> _TASK REQUIREMENTS_
Can you copy out the rows word for word, starting at the very first row and ending at the row containing "icon: clipboard — [591, 200, 687, 337]", with both of those rows included?

[Start of GIVEN RECORDS]

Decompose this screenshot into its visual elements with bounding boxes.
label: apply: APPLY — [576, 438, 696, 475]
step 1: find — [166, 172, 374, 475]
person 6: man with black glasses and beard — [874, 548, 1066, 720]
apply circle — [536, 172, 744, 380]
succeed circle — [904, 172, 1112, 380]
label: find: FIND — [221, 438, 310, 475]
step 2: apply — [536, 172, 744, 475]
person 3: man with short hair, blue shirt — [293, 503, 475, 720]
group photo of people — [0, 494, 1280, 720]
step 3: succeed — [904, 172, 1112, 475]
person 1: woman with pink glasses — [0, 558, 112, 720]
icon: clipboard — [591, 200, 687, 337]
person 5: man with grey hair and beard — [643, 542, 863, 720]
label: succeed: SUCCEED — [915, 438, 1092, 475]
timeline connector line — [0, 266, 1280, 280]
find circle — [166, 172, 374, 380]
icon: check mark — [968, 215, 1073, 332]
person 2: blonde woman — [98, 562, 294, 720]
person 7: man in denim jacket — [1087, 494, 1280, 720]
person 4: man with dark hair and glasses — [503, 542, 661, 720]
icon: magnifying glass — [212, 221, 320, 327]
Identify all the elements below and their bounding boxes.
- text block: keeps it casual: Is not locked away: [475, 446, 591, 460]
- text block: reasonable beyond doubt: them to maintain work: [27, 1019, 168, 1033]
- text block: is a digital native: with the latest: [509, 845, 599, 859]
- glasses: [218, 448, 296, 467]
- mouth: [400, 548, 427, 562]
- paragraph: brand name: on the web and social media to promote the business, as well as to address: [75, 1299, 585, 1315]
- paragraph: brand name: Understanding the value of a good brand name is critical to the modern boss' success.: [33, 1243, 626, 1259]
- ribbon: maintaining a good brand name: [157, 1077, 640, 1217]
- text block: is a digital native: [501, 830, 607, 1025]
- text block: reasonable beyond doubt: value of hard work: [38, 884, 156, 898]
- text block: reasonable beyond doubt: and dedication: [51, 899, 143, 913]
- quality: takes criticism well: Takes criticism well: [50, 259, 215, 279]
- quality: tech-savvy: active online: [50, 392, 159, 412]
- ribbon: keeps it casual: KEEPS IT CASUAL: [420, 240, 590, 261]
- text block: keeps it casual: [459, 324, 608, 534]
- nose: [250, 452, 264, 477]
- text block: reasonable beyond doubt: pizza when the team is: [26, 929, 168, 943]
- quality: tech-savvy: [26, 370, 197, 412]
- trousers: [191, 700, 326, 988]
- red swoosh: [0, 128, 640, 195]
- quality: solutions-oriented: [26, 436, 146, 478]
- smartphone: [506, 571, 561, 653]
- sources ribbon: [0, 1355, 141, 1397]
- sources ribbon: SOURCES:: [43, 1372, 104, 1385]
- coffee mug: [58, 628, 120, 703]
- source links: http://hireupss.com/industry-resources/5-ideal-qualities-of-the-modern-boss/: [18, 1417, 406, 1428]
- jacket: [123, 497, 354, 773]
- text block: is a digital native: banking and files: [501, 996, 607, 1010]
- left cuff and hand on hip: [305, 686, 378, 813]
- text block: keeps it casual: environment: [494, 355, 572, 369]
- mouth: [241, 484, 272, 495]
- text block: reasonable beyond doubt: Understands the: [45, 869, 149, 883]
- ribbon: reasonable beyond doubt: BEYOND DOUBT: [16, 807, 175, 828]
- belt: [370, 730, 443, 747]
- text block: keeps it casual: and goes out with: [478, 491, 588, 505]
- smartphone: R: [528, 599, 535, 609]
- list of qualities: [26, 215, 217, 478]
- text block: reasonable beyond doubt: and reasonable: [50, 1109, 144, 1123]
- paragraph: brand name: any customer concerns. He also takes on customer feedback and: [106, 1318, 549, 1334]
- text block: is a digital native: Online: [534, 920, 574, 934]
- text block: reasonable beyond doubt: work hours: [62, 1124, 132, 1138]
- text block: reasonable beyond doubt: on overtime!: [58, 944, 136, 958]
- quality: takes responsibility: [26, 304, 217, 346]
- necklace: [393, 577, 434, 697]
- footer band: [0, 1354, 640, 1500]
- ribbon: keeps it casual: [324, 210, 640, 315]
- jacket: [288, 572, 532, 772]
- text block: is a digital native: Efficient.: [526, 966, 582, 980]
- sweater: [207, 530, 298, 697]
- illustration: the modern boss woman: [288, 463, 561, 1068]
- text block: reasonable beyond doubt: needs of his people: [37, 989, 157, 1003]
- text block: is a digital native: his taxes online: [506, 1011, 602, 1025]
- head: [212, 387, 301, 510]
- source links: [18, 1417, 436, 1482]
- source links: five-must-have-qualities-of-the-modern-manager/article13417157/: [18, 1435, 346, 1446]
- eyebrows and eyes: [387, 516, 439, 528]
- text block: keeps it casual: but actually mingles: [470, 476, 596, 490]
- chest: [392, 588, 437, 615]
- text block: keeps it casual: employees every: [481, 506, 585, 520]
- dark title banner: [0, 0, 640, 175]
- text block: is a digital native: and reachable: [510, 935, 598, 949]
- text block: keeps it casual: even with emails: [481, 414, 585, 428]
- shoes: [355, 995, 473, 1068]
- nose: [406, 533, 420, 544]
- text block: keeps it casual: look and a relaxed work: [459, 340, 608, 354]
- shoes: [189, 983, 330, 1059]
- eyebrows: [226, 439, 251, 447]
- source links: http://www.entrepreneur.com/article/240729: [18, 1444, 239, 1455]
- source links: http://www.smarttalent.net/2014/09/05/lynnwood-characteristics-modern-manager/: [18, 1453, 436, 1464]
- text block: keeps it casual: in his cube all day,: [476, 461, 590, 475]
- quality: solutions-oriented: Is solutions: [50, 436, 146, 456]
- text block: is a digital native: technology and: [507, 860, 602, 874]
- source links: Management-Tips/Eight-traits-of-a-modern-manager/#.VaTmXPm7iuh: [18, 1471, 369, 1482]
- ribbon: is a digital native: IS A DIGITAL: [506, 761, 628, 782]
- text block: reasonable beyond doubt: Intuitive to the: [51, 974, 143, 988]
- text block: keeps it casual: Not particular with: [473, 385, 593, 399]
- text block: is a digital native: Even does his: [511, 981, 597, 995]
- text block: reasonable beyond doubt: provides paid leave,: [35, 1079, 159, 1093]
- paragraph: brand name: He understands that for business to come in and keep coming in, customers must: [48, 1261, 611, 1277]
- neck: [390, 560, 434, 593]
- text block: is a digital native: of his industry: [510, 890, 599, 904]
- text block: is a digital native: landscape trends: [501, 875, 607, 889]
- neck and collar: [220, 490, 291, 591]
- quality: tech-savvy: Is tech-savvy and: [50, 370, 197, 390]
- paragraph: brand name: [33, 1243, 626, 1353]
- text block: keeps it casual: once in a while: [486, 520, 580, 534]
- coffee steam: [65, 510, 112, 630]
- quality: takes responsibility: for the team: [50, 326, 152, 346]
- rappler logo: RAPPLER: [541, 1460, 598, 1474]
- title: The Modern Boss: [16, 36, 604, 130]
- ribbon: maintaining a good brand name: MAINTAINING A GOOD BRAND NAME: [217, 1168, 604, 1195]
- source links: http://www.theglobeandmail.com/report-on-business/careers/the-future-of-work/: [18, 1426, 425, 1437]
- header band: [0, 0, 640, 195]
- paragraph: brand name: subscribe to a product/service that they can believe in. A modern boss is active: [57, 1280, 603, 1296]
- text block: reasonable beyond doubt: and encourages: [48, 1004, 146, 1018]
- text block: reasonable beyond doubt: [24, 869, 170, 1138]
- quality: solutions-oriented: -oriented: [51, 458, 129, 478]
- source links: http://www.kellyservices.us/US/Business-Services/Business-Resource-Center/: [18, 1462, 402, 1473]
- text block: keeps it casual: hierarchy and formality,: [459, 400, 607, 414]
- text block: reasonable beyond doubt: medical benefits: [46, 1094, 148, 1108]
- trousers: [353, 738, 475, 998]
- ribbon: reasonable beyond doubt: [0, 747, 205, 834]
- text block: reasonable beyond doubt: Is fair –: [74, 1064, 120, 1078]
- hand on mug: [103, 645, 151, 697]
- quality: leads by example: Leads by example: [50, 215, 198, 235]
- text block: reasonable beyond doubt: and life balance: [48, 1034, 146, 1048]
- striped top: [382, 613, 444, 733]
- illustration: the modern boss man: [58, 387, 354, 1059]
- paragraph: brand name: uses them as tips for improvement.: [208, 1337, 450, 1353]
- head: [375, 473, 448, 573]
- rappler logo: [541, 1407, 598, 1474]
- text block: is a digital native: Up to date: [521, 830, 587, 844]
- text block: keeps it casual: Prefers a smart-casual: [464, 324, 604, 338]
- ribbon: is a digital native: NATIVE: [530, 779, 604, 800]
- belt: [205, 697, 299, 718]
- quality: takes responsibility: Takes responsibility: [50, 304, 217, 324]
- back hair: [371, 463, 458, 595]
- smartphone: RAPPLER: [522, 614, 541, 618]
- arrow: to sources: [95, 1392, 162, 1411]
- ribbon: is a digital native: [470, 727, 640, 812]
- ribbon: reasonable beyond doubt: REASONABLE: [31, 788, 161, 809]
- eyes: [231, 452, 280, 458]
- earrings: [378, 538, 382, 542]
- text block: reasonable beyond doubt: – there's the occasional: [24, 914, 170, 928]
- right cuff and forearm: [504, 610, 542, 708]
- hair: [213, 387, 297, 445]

[End of GIVEN RECORDS]

> _PROBLEM SOLUTION_
Decompose this screenshot into its visual elements with bounding boxes.
label: apply: APPLY — [576, 438, 696, 475]
step 1: find — [166, 172, 374, 475]
person 6: man with black glasses and beard — [874, 548, 1066, 720]
apply circle — [536, 172, 744, 380]
succeed circle — [904, 172, 1112, 380]
label: find: FIND — [221, 438, 310, 475]
step 2: apply — [536, 172, 744, 475]
person 3: man with short hair, blue shirt — [293, 503, 475, 720]
group photo of people — [0, 494, 1280, 720]
step 3: succeed — [904, 172, 1112, 475]
person 1: woman with pink glasses — [0, 558, 112, 720]
icon: clipboard — [591, 200, 687, 337]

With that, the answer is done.